■ Data listing ■
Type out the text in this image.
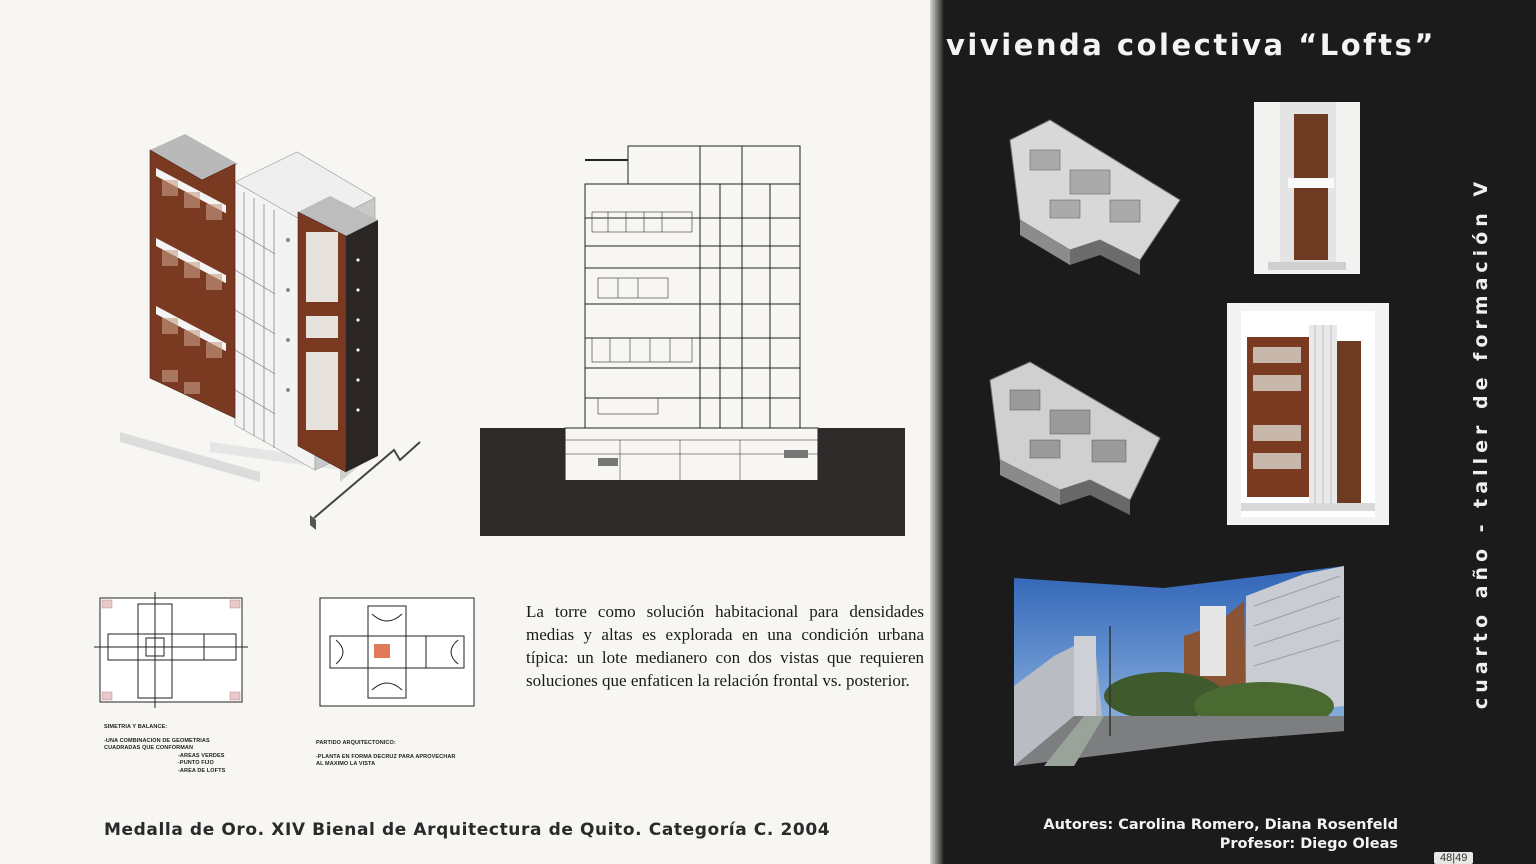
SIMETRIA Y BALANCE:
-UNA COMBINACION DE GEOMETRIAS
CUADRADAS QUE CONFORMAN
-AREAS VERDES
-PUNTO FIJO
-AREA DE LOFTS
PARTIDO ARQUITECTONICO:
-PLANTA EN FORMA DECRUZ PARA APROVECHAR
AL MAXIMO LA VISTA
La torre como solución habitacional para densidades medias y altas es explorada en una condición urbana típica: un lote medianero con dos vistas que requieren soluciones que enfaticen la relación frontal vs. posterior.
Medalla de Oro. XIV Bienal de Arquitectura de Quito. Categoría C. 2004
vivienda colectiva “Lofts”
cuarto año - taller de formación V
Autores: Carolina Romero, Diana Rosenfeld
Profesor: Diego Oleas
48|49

■ Task ■
Retype everything in the material word for word, minus pictures.

■ Worked answer ■
Type out the text in this image.
SIMETRIA Y BALANCE:
-UNA COMBINACION DE GEOMETRIAS
CUADRADAS QUE CONFORMAN
-AREAS VERDES
-PUNTO FIJO
-AREA DE LOFTS
PARTIDO ARQUITECTONICO:
-PLANTA EN FORMA DECRUZ PARA APROVECHAR
AL MAXIMO LA VISTA
La torre como solución habitacional para densidades medias y altas es explorada en una condición urbana típica: un lote medianero con dos vistas que requieren soluciones que enfaticen la relación frontal vs. posterior.
Medalla de Oro. XIV Bienal de Arquitectura de Quito. Categoría C. 2004
vivienda colectiva “Lofts”
cuarto año - taller de formación V
Autores: Carolina Romero, Diana Rosenfeld
Profesor: Diego Oleas
48|49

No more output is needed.